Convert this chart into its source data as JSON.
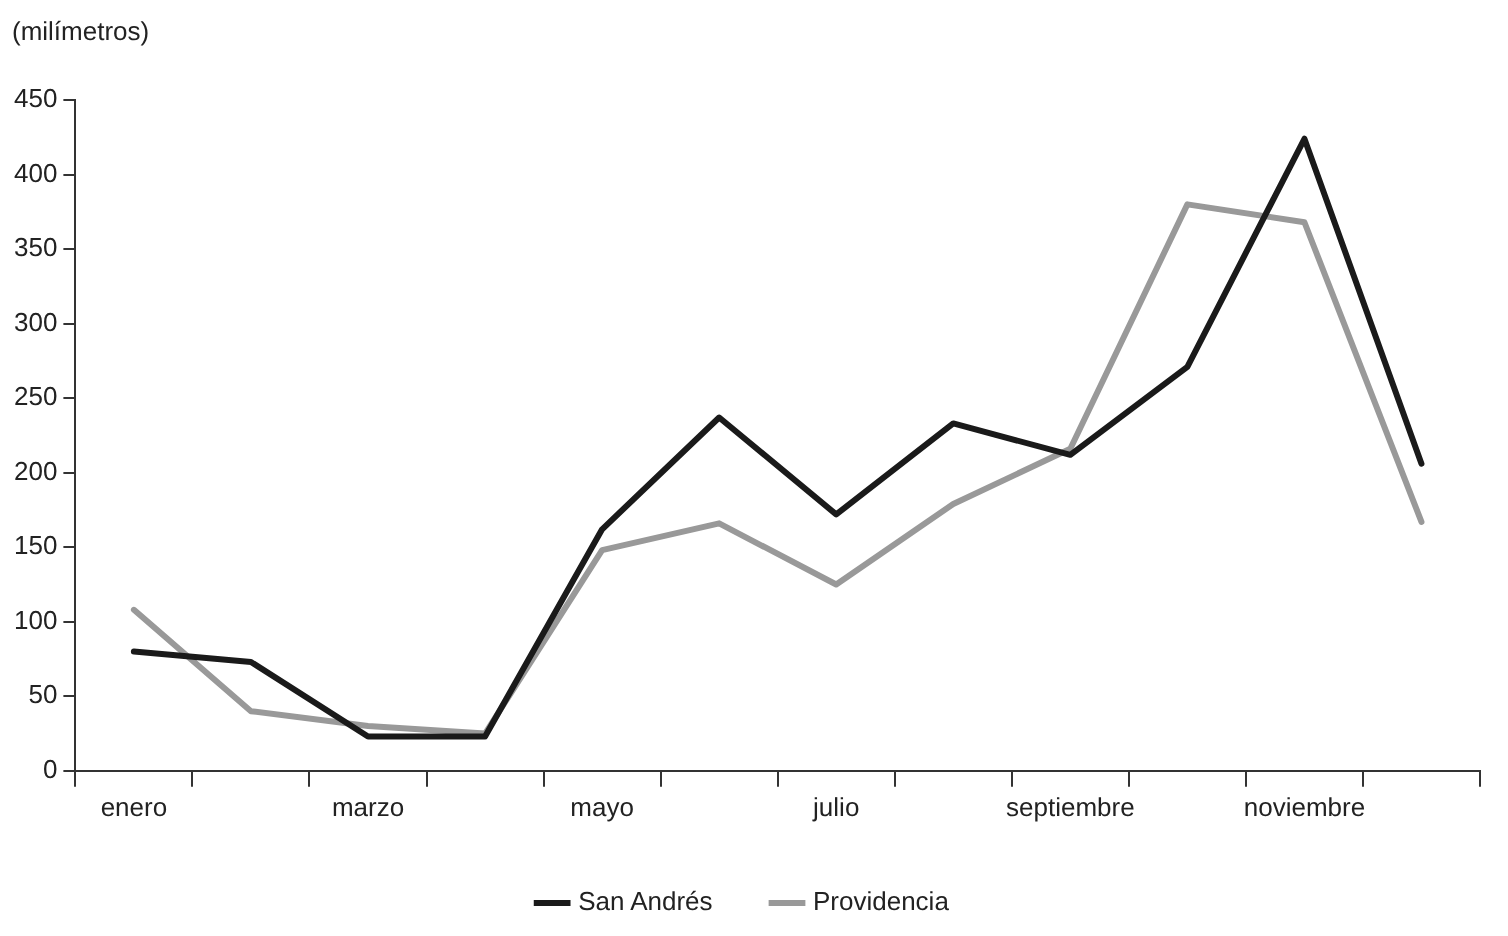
{
  "chart_data": {
    "type": "line",
    "ylabel": "(milímetros)",
    "categories": [
      "enero",
      null,
      "marzo",
      null,
      "mayo",
      null,
      "julio",
      null,
      "septiembre",
      null,
      "noviembre",
      null
    ],
    "series": [
      {
        "name": "San Andrés",
        "color": "#1a1a1a",
        "values": [
          80,
          73,
          23,
          23,
          162,
          237,
          172,
          233,
          212,
          271,
          424,
          206
        ]
      },
      {
        "name": "Providencia",
        "color": "#999999",
        "values": [
          108,
          40,
          30,
          25,
          148,
          166,
          125,
          179,
          216,
          380,
          368,
          167
        ]
      }
    ],
    "ylim": [
      0,
      450
    ],
    "yticks": [
      0,
      50,
      100,
      150,
      200,
      250,
      300,
      350,
      400,
      450
    ],
    "grid": false,
    "legend": "bottom",
    "marker": "none",
    "line_style": "solid"
  }
}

• _Directions_:
Copy the data character for character, but drop all pictures from the copy.

• _Written solution_:
Convert this chart into its source data as JSON.
{
  "chart_data": {
    "type": "line",
    "ylabel": "(milímetros)",
    "categories": [
      "enero",
      null,
      "marzo",
      null,
      "mayo",
      null,
      "julio",
      null,
      "septiembre",
      null,
      "noviembre",
      null
    ],
    "series": [
      {
        "name": "San Andrés",
        "color": "#1a1a1a",
        "values": [
          80,
          73,
          23,
          23,
          162,
          237,
          172,
          233,
          212,
          271,
          424,
          206
        ]
      },
      {
        "name": "Providencia",
        "color": "#999999",
        "values": [
          108,
          40,
          30,
          25,
          148,
          166,
          125,
          179,
          216,
          380,
          368,
          167
        ]
      }
    ],
    "ylim": [
      0,
      450
    ],
    "yticks": [
      0,
      50,
      100,
      150,
      200,
      250,
      300,
      350,
      400,
      450
    ],
    "grid": false,
    "legend": "bottom",
    "marker": "none",
    "line_style": "solid"
  }
}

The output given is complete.